### RECORDS SUPPLIED
################

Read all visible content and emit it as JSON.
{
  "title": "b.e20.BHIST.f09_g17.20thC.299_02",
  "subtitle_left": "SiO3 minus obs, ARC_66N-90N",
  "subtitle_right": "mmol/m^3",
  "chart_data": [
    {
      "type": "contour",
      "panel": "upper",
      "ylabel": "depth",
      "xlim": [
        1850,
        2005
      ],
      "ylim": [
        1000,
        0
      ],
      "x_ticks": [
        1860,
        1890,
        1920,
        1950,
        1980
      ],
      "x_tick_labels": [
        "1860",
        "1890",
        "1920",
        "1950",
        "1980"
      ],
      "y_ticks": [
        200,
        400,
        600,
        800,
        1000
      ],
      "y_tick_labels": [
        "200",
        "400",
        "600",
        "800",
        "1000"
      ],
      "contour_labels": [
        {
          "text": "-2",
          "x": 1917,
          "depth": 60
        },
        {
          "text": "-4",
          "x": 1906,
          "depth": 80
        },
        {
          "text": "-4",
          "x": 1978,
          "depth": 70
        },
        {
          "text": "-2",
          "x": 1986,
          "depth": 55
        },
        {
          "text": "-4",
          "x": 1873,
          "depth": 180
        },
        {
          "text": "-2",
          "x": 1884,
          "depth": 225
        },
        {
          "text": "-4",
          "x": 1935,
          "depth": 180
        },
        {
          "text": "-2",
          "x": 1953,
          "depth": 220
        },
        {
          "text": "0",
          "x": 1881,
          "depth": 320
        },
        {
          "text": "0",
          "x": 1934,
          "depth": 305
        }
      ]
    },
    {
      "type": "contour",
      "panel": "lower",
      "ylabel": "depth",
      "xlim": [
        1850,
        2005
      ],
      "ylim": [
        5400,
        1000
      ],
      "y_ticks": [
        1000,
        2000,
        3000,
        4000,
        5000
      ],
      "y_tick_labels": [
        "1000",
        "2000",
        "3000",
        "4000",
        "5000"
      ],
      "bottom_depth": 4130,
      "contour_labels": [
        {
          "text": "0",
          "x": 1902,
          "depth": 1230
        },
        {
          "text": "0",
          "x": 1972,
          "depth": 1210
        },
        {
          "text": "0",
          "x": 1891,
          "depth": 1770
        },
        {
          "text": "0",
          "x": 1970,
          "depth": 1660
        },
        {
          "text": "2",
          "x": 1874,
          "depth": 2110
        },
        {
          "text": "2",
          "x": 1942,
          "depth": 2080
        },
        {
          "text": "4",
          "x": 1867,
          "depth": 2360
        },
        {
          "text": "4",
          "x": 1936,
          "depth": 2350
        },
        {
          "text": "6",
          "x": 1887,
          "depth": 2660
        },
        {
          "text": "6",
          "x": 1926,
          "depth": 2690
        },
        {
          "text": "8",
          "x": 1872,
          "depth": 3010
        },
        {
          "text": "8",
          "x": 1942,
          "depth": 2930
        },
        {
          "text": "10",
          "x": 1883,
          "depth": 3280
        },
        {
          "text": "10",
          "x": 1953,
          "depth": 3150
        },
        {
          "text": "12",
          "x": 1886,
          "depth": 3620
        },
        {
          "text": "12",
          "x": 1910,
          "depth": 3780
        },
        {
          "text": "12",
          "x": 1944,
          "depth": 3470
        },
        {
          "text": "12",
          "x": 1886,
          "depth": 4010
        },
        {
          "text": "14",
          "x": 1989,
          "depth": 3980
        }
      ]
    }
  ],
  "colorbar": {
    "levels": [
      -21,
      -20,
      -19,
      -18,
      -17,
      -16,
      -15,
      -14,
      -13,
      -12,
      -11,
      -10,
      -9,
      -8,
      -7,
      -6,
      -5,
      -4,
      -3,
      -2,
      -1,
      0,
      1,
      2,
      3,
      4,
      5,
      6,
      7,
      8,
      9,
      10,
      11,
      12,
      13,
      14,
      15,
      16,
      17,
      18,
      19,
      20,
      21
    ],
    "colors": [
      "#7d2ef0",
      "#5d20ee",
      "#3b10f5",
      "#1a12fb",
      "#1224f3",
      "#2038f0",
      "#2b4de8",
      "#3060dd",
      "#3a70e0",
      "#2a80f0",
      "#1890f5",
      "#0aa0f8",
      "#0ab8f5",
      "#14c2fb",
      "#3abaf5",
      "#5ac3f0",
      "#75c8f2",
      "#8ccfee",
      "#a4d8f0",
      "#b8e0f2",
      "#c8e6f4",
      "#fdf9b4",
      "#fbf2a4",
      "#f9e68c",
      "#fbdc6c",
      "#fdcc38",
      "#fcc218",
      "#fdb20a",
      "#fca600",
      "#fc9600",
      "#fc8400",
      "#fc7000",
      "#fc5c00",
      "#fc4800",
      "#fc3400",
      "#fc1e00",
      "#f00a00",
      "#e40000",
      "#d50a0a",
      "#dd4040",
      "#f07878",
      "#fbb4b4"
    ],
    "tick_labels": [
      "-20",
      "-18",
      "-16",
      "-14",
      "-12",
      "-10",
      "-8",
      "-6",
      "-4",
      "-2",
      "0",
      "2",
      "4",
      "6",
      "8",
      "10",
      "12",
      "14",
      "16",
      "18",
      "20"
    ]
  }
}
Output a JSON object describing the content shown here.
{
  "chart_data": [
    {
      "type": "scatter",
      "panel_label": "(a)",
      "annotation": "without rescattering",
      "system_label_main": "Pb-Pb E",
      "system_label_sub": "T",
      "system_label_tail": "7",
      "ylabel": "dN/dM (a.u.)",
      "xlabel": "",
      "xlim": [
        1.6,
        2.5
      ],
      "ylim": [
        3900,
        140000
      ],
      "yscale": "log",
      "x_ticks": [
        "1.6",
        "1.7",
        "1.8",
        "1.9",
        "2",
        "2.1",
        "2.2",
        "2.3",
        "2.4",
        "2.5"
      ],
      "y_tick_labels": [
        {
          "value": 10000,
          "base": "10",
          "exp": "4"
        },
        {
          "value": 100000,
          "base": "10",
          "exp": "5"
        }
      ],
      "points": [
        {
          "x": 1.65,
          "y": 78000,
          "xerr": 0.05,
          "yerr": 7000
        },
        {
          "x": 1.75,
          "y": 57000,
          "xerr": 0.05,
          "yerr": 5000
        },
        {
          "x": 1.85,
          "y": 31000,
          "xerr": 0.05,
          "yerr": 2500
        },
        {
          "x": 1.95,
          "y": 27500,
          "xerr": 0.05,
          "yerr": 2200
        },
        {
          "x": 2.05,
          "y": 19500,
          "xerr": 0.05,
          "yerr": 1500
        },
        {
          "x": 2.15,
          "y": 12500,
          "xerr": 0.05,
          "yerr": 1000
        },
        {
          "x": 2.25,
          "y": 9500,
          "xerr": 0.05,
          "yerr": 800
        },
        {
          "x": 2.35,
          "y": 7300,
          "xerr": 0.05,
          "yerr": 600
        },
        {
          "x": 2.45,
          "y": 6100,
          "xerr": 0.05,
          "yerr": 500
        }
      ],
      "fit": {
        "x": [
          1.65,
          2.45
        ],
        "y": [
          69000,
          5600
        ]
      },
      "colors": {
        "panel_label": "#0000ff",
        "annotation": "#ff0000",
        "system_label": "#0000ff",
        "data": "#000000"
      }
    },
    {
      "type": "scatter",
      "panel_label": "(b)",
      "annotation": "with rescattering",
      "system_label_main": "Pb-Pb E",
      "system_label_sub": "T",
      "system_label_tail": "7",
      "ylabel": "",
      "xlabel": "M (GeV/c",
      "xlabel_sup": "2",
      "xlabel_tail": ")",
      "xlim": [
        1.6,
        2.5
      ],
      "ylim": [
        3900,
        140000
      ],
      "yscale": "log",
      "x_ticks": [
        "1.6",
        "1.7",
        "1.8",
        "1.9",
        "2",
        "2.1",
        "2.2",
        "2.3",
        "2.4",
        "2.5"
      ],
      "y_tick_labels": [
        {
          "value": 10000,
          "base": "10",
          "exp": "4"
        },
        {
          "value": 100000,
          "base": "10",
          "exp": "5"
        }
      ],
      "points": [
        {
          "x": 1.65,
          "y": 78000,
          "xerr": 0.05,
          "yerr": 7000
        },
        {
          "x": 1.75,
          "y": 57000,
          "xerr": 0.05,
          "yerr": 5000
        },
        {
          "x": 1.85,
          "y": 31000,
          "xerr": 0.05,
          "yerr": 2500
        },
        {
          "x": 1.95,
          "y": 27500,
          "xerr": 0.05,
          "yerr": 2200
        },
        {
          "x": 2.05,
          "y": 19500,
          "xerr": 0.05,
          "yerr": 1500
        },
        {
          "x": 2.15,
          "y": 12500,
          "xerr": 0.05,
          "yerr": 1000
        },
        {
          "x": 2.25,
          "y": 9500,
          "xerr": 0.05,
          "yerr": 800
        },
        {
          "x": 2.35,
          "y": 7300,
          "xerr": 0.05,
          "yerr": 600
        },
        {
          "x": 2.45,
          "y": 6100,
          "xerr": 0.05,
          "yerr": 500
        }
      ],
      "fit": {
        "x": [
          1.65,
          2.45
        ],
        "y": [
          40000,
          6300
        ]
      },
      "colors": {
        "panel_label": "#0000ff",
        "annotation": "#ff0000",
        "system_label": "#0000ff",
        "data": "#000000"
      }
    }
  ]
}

################

### GIVEN EXERCISE
Pull out the lines above in which the word "annotation" appears.

### WRITTEN ANSWER
      "annotation": "without rescattering",
        "annotation": "#ff0000",
      "annotation": "with rescattering",
        "annotation": "#ff0000",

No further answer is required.